▶ **Dataset content**:
━━━━━━━━━━━━━━━━━━━━

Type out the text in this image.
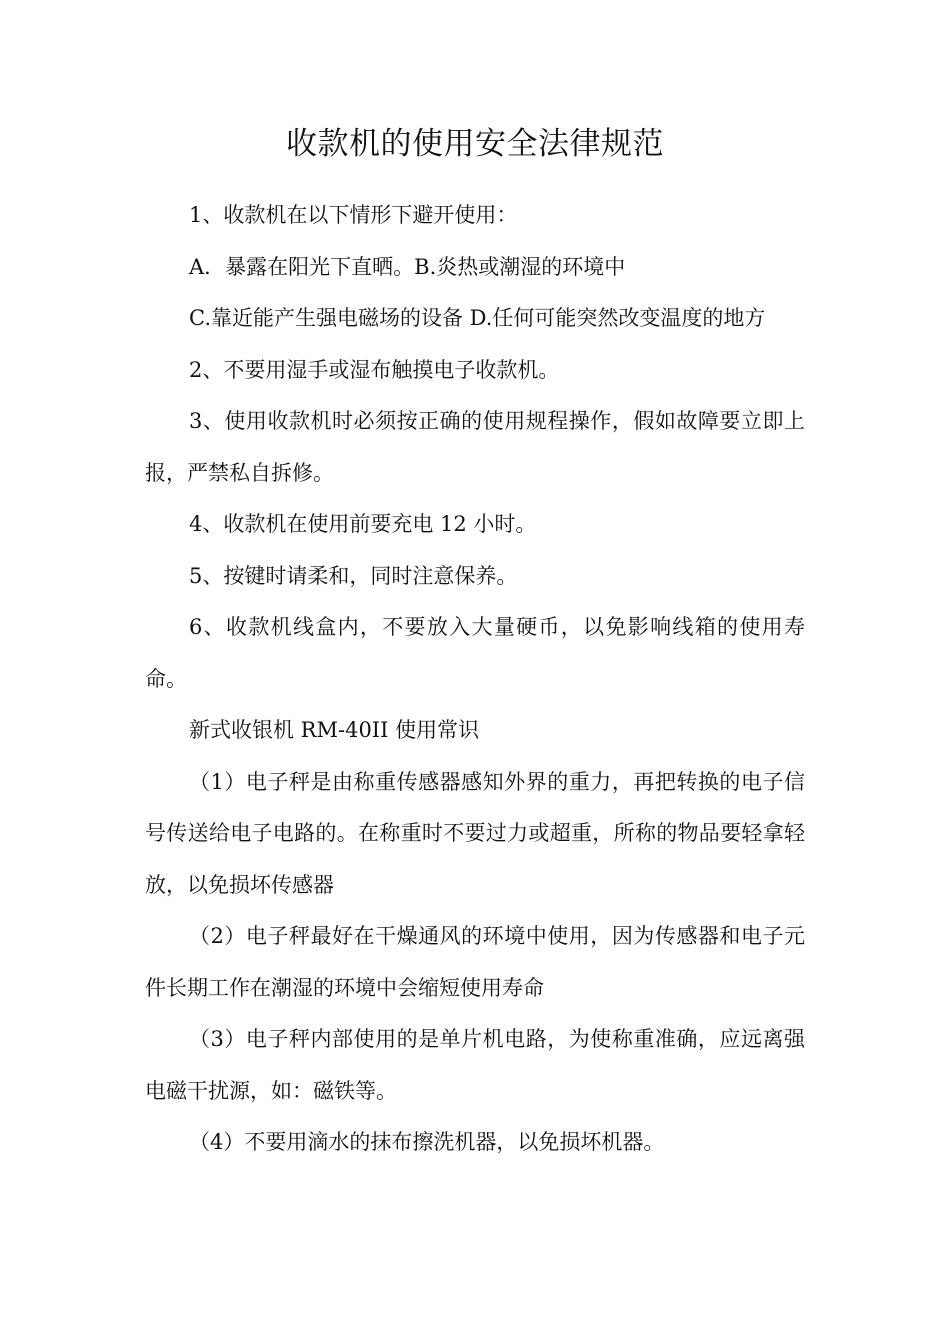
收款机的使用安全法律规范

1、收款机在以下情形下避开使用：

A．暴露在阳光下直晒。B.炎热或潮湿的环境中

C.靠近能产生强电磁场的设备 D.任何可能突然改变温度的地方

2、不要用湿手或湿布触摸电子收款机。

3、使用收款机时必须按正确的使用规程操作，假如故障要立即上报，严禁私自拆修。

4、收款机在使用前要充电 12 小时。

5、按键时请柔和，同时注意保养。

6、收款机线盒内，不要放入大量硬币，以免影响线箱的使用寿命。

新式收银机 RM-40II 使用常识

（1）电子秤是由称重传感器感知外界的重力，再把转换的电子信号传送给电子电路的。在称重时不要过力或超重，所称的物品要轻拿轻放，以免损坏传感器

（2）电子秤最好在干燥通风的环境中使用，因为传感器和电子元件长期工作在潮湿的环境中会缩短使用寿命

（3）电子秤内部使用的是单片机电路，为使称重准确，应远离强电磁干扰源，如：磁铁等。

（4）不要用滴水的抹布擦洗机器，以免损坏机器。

━━━━━━━━━━━━━━━━━━━━

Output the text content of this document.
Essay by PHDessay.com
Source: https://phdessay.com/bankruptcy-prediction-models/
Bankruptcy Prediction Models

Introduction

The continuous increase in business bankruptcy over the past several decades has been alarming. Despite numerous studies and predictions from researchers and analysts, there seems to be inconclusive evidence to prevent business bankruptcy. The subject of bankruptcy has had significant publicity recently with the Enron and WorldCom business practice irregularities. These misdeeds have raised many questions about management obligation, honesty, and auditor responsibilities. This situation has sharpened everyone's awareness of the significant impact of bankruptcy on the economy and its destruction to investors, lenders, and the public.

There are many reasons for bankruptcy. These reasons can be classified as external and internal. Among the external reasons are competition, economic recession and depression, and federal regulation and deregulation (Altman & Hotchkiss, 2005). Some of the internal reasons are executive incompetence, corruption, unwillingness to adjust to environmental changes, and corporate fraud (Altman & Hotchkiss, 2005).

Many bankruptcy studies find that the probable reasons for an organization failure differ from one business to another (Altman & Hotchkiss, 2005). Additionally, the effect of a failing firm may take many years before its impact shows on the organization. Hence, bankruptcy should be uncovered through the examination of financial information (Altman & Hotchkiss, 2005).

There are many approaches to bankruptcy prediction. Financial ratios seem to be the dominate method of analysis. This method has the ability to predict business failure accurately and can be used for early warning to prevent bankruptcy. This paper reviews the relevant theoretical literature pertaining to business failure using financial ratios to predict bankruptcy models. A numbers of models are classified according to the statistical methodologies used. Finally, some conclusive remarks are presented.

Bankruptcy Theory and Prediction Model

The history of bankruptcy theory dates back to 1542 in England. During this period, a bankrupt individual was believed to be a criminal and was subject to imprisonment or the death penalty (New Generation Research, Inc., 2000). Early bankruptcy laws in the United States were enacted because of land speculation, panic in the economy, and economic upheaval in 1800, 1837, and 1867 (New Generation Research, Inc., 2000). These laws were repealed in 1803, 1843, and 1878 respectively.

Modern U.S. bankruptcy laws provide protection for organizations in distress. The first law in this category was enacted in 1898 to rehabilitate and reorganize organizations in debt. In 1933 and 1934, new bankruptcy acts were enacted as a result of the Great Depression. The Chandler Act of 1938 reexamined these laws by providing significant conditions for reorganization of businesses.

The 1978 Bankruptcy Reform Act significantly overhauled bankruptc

━━━━━━━━━━━━━━━━━━━━

▶ **What is expected**:
Look through the entries above. Extract each line with the word "text".

▶ **Solution for this exercise**:
Type out the text in this image.
Output the text content of this document.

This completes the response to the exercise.